[WORK TO COMPLETE]
Repeat the whole listing below, word for word.
[Start DATA EXCERPTS]
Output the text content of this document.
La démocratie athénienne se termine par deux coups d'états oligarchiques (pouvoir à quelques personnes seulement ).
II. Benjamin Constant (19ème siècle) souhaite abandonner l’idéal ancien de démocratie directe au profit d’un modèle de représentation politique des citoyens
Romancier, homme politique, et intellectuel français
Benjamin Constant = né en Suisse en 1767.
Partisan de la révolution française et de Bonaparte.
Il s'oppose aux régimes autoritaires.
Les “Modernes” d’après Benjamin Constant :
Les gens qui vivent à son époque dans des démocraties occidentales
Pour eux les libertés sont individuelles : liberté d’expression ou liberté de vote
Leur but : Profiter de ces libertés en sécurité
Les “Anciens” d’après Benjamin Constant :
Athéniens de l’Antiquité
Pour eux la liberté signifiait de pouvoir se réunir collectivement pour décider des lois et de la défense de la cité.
[End DATA EXCERPTS]
[RESULT]
Output the text content of this document.
La démocratie athénienne se termine par deux coups d'états oligarchiques (pouvoir à quelques personnes seulement ).
II. Benjamin Constant (19ème siècle) souhaite abandonner l’idéal ancien de démocratie directe au profit d’un modèle de représentation politique des citoyens
Romancier, homme politique, et intellectuel français
Benjamin Constant = né en Suisse en 1767.
Partisan de la révolution française et de Bonaparte.
Il s'oppose aux régimes autoritaires.
Les “Modernes” d’après Benjamin Constant :
Les gens qui vivent à son époque dans des démocraties occidentales
Pour eux les libertés sont individuelles : liberté d’expression ou liberté de vote
Leur but : Profiter de ces libertés en sécurité
Les “Anciens” d’après Benjamin Constant :
Athéniens de l’Antiquité
Pour eux la liberté signifiait de pouvoir se réunir collectivement pour décider des lois et de la défense de la cité.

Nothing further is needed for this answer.